# Given task
Leave out the pictures and copy everything else in the entries exactly.
===== Given records =====
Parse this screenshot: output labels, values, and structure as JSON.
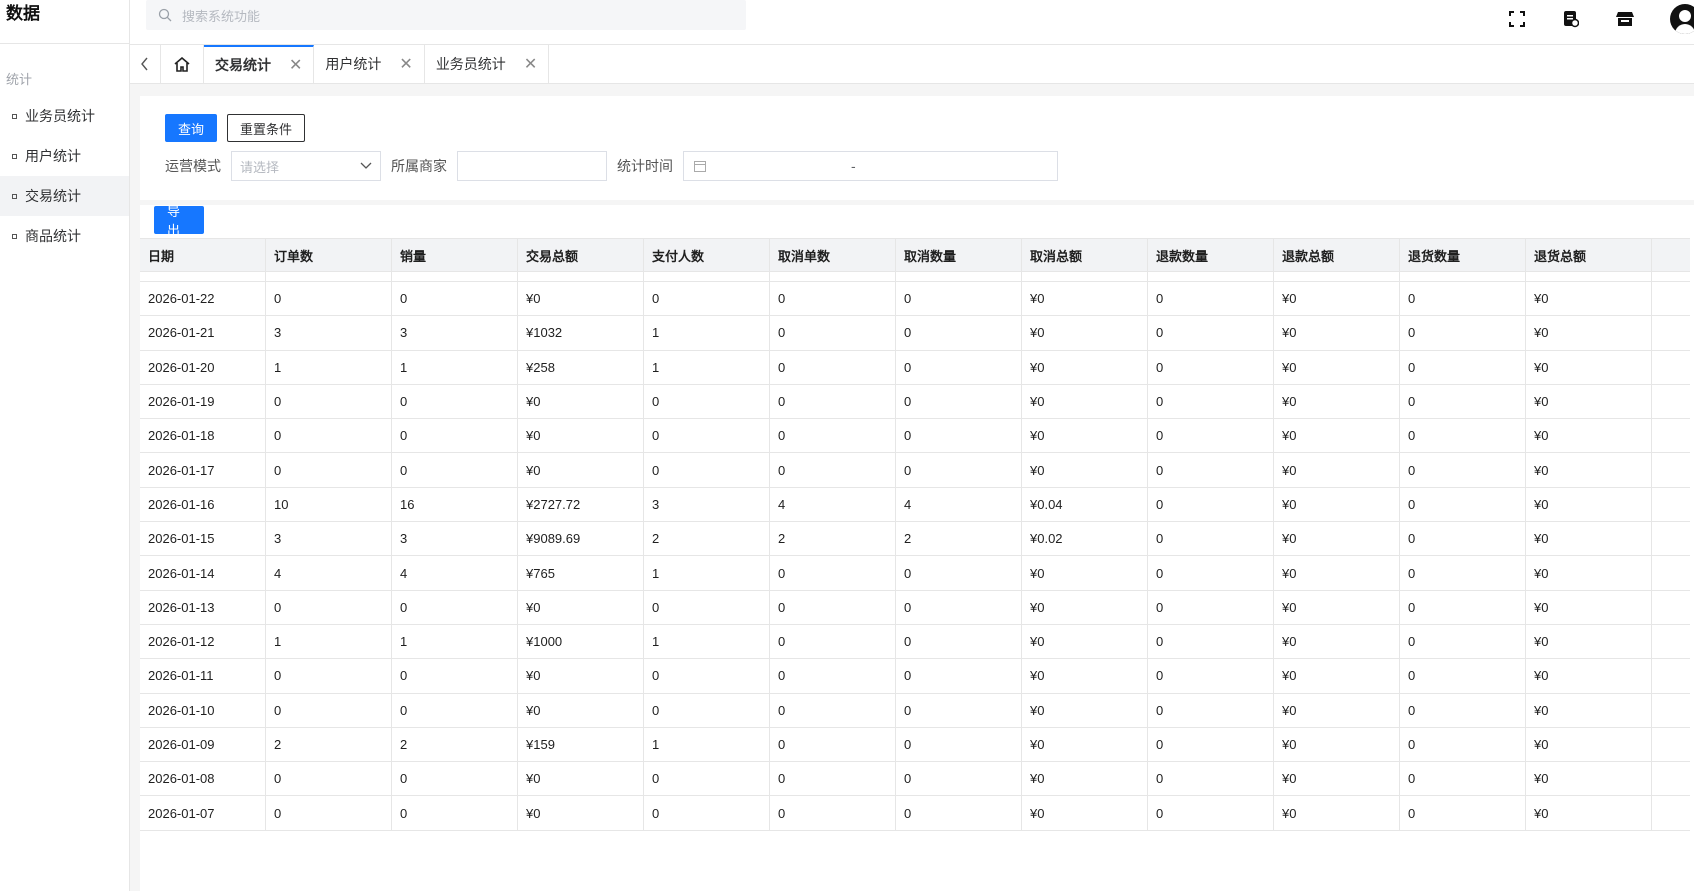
{
  "sidebar": {
    "brand": "数据",
    "section_title": "统计",
    "items": [
      {
        "label": "业务员统计",
        "active": false
      },
      {
        "label": "用户统计",
        "active": false
      },
      {
        "label": "交易统计",
        "active": true
      },
      {
        "label": "商品统计",
        "active": false
      }
    ]
  },
  "header": {
    "search_placeholder": "搜索系统功能",
    "icons": [
      "fullscreen-icon",
      "document-icon",
      "store-icon",
      "user-avatar"
    ]
  },
  "tabs": [
    {
      "label": "交易统计",
      "active": true
    },
    {
      "label": "用户统计",
      "active": false
    },
    {
      "label": "业务员统计",
      "active": false
    }
  ],
  "toolbar": {
    "query_label": "查询",
    "reset_label": "重置条件",
    "export_label": "导出"
  },
  "filters": {
    "mode_label": "运营模式",
    "mode_placeholder": "请选择",
    "merchant_label": "所属商家",
    "time_label": "统计时间",
    "date_separator": "-"
  },
  "table": {
    "columns": [
      "日期",
      "订单数",
      "销量",
      "交易总额",
      "支付人数",
      "取消单数",
      "取消数量",
      "取消总额",
      "退款数量",
      "退款总额",
      "退货数量",
      "退货总额"
    ],
    "rows": [
      [
        "2026-01-22",
        "0",
        "0",
        "¥0",
        "0",
        "0",
        "0",
        "¥0",
        "0",
        "¥0",
        "0",
        "¥0"
      ],
      [
        "2026-01-21",
        "3",
        "3",
        "¥1032",
        "1",
        "0",
        "0",
        "¥0",
        "0",
        "¥0",
        "0",
        "¥0"
      ],
      [
        "2026-01-20",
        "1",
        "1",
        "¥258",
        "1",
        "0",
        "0",
        "¥0",
        "0",
        "¥0",
        "0",
        "¥0"
      ],
      [
        "2026-01-19",
        "0",
        "0",
        "¥0",
        "0",
        "0",
        "0",
        "¥0",
        "0",
        "¥0",
        "0",
        "¥0"
      ],
      [
        "2026-01-18",
        "0",
        "0",
        "¥0",
        "0",
        "0",
        "0",
        "¥0",
        "0",
        "¥0",
        "0",
        "¥0"
      ],
      [
        "2026-01-17",
        "0",
        "0",
        "¥0",
        "0",
        "0",
        "0",
        "¥0",
        "0",
        "¥0",
        "0",
        "¥0"
      ],
      [
        "2026-01-16",
        "10",
        "16",
        "¥2727.72",
        "3",
        "4",
        "4",
        "¥0.04",
        "0",
        "¥0",
        "0",
        "¥0"
      ],
      [
        "2026-01-15",
        "3",
        "3",
        "¥9089.69",
        "2",
        "2",
        "2",
        "¥0.02",
        "0",
        "¥0",
        "0",
        "¥0"
      ],
      [
        "2026-01-14",
        "4",
        "4",
        "¥765",
        "1",
        "0",
        "0",
        "¥0",
        "0",
        "¥0",
        "0",
        "¥0"
      ],
      [
        "2026-01-13",
        "0",
        "0",
        "¥0",
        "0",
        "0",
        "0",
        "¥0",
        "0",
        "¥0",
        "0",
        "¥0"
      ],
      [
        "2026-01-12",
        "1",
        "1",
        "¥1000",
        "1",
        "0",
        "0",
        "¥0",
        "0",
        "¥0",
        "0",
        "¥0"
      ],
      [
        "2026-01-11",
        "0",
        "0",
        "¥0",
        "0",
        "0",
        "0",
        "¥0",
        "0",
        "¥0",
        "0",
        "¥0"
      ],
      [
        "2026-01-10",
        "0",
        "0",
        "¥0",
        "0",
        "0",
        "0",
        "¥0",
        "0",
        "¥0",
        "0",
        "¥0"
      ],
      [
        "2026-01-09",
        "2",
        "2",
        "¥159",
        "1",
        "0",
        "0",
        "¥0",
        "0",
        "¥0",
        "0",
        "¥0"
      ],
      [
        "2026-01-08",
        "0",
        "0",
        "¥0",
        "0",
        "0",
        "0",
        "¥0",
        "0",
        "¥0",
        "0",
        "¥0"
      ],
      [
        "2026-01-07",
        "0",
        "0",
        "¥0",
        "0",
        "0",
        "0",
        "¥0",
        "0",
        "¥0",
        "0",
        "¥0"
      ]
    ]
  },
  "colors": {
    "primary": "#1677ff",
    "header_bg": "#f2f3f5",
    "border": "#e6e6e6"
  }
}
=====
# Answer in full
Parse this screenshot: output labels, values, and structure as JSON.
{
  "sidebar": {
    "brand": "数据",
    "section_title": "统计",
    "items": [
      {
        "label": "业务员统计",
        "active": false
      },
      {
        "label": "用户统计",
        "active": false
      },
      {
        "label": "交易统计",
        "active": true
      },
      {
        "label": "商品统计",
        "active": false
      }
    ]
  },
  "header": {
    "search_placeholder": "搜索系统功能",
    "icons": [
      "fullscreen-icon",
      "document-icon",
      "store-icon",
      "user-avatar"
    ]
  },
  "tabs": [
    {
      "label": "交易统计",
      "active": true
    },
    {
      "label": "用户统计",
      "active": false
    },
    {
      "label": "业务员统计",
      "active": false
    }
  ],
  "toolbar": {
    "query_label": "查询",
    "reset_label": "重置条件",
    "export_label": "导出"
  },
  "filters": {
    "mode_label": "运营模式",
    "mode_placeholder": "请选择",
    "merchant_label": "所属商家",
    "time_label": "统计时间",
    "date_separator": "-"
  },
  "table": {
    "columns": [
      "日期",
      "订单数",
      "销量",
      "交易总额",
      "支付人数",
      "取消单数",
      "取消数量",
      "取消总额",
      "退款数量",
      "退款总额",
      "退货数量",
      "退货总额"
    ],
    "rows": [
      [
        "2026-01-22",
        "0",
        "0",
        "¥0",
        "0",
        "0",
        "0",
        "¥0",
        "0",
        "¥0",
        "0",
        "¥0"
      ],
      [
        "2026-01-21",
        "3",
        "3",
        "¥1032",
        "1",
        "0",
        "0",
        "¥0",
        "0",
        "¥0",
        "0",
        "¥0"
      ],
      [
        "2026-01-20",
        "1",
        "1",
        "¥258",
        "1",
        "0",
        "0",
        "¥0",
        "0",
        "¥0",
        "0",
        "¥0"
      ],
      [
        "2026-01-19",
        "0",
        "0",
        "¥0",
        "0",
        "0",
        "0",
        "¥0",
        "0",
        "¥0",
        "0",
        "¥0"
      ],
      [
        "2026-01-18",
        "0",
        "0",
        "¥0",
        "0",
        "0",
        "0",
        "¥0",
        "0",
        "¥0",
        "0",
        "¥0"
      ],
      [
        "2026-01-17",
        "0",
        "0",
        "¥0",
        "0",
        "0",
        "0",
        "¥0",
        "0",
        "¥0",
        "0",
        "¥0"
      ],
      [
        "2026-01-16",
        "10",
        "16",
        "¥2727.72",
        "3",
        "4",
        "4",
        "¥0.04",
        "0",
        "¥0",
        "0",
        "¥0"
      ],
      [
        "2026-01-15",
        "3",
        "3",
        "¥9089.69",
        "2",
        "2",
        "2",
        "¥0.02",
        "0",
        "¥0",
        "0",
        "¥0"
      ],
      [
        "2026-01-14",
        "4",
        "4",
        "¥765",
        "1",
        "0",
        "0",
        "¥0",
        "0",
        "¥0",
        "0",
        "¥0"
      ],
      [
        "2026-01-13",
        "0",
        "0",
        "¥0",
        "0",
        "0",
        "0",
        "¥0",
        "0",
        "¥0",
        "0",
        "¥0"
      ],
      [
        "2026-01-12",
        "1",
        "1",
        "¥1000",
        "1",
        "0",
        "0",
        "¥0",
        "0",
        "¥0",
        "0",
        "¥0"
      ],
      [
        "2026-01-11",
        "0",
        "0",
        "¥0",
        "0",
        "0",
        "0",
        "¥0",
        "0",
        "¥0",
        "0",
        "¥0"
      ],
      [
        "2026-01-10",
        "0",
        "0",
        "¥0",
        "0",
        "0",
        "0",
        "¥0",
        "0",
        "¥0",
        "0",
        "¥0"
      ],
      [
        "2026-01-09",
        "2",
        "2",
        "¥159",
        "1",
        "0",
        "0",
        "¥0",
        "0",
        "¥0",
        "0",
        "¥0"
      ],
      [
        "2026-01-08",
        "0",
        "0",
        "¥0",
        "0",
        "0",
        "0",
        "¥0",
        "0",
        "¥0",
        "0",
        "¥0"
      ],
      [
        "2026-01-07",
        "0",
        "0",
        "¥0",
        "0",
        "0",
        "0",
        "¥0",
        "0",
        "¥0",
        "0",
        "¥0"
      ]
    ]
  },
  "colors": {
    "primary": "#1677ff",
    "header_bg": "#f2f3f5",
    "border": "#e6e6e6"
  }
}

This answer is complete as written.